- _REQUIRED ACTION_: From the weblog post on Drexler's objections below, copy the passage starting with "3. Finally, he" and going on through "application of nanotechnology.".

··· PAGE TEXT

This morning brought a somewhat tetchy email from K. Eric Drexler, not entirely happy about my article in Physics World, The future of nanotechnology. There were three main complaints:
1. That he, Drexler, could not be held responsible for the “ridiculous artist’s concepts” that have become associated with his work. Thus my criticism of the nanosubmarine illustration isn’t a fair criticism of MNT. Actually, I have some sympathy with his predicament on this, in that I’m sure that the elementary errors that show up in the particularly silly image I chose wouldn’t be there if Drexler had had anything to do with it. Nonetheless, my criticism of these images does make one important point very clear – you shouldn’t expect macroscopic engineering design concepts to apply to directly to the nanoworld. Is this a fair criticism of MNT? I think it is – to quote from the preface of Nanosystems; “Molecular manufacturing applies the principles of mechanical engineering to chemistry”.
2. Next he argues that my statement that “Strong surface forces may make the moving parts of a NEMS device stick together and seize up” reflects a lack of study of the appropriate section of Nanosystems, chapter 10, which argues that very low friction is to be expected between atomically smooth diamond surfaces. It’s worth noting first of all that this statement in my article isn’t actually directed at MNT at all, but at top-down NEMS. Nonetheless, I do believe that the discussion in Nanosystems does substantially underestimate the problems of friction and dissipation at the nanoscale. This is a rather technical discussion, which I will enlarge on at a later time.
3. Finally, he objects that I have not proved my central contention, that biology is highly optimised for the nanoscale, pointing out that biology hasn’t been able to explore the space of non-aqueous molecular machine systems. This gets to the heart of the argument of Soft Machines. A crucial, though obvious, point, is that it only makes sense to talk about optimisation in the context of a particular environment, and what is optimised for ambient operation at 300 K in the presence of water is not the same as what is optimised for ultra-high vacuum at a temperature of 3 K. I wouldn’t exclude the possibility that MNT would work at 3 K in UHV, but I think that what works in ambient conditions is much more interesting, if only because medicine is likely to be such an important application of nanotechnology.
Welcome to the Soft Machines weblog, which I hope will be the more interactive part of the overall Soft Machines website. One purpose of the website is to publicise my book, of course, but I would also like to make it a useful resource on nanotechnology. I’m not going to try to be comprehensive – there are many other good resources on the internet and elsewhere. Instead I’ll give a personal view, from the perspective of a scientist working in the area, of what I think is really interesting. I’ll also use the web-site if I need to amplify points in the book, to report feedback to the book and my response to it, and if necessary to update and correct it. Early drafts of this material will probably make their first appearance on this weblog.

······
··· PROVIDED INFORMATION

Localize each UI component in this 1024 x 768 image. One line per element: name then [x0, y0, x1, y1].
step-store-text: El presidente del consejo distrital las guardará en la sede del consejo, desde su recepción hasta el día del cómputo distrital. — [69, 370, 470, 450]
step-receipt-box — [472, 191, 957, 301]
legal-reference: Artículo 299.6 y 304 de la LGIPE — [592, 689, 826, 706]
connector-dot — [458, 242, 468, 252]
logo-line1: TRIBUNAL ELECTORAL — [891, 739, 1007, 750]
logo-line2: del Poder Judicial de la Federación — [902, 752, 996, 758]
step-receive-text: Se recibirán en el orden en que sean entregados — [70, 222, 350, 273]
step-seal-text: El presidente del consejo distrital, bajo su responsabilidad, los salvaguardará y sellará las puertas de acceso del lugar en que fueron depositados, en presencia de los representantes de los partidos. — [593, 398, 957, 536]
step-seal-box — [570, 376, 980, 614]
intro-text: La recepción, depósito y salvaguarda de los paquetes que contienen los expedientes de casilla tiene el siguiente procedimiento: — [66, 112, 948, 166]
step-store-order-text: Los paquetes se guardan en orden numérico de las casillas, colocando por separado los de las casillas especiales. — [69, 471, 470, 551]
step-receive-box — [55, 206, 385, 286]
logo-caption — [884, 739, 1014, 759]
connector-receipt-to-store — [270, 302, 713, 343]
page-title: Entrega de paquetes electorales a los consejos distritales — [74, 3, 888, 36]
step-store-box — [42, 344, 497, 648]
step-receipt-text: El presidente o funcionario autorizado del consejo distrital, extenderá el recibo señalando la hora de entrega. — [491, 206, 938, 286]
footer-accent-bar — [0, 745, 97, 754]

······

- _ANSWER BOX_:
3. Finally, he objects that I have not proved my central contention, that biology is highly optimised for the nanoscale, pointing out that biology hasn’t been able to explore the space of non-aqueous molecular machine systems. This gets to the heart of the argument of Soft Machines. A crucial, though obvious, point, is that it only makes sense to talk about optimisation in the context of a particular environment, and what is optimised for ambient operation at 300 K in the presence of water is not the same as what is optimised for ultra-high vacuum at a temperature of 3 K. I wouldn’t exclude the possibility that MNT would work at 3 K in UHV, but I think that what works in ambient conditions is much more interesting, if only because medicine is likely to be such an important application of nanotechnology.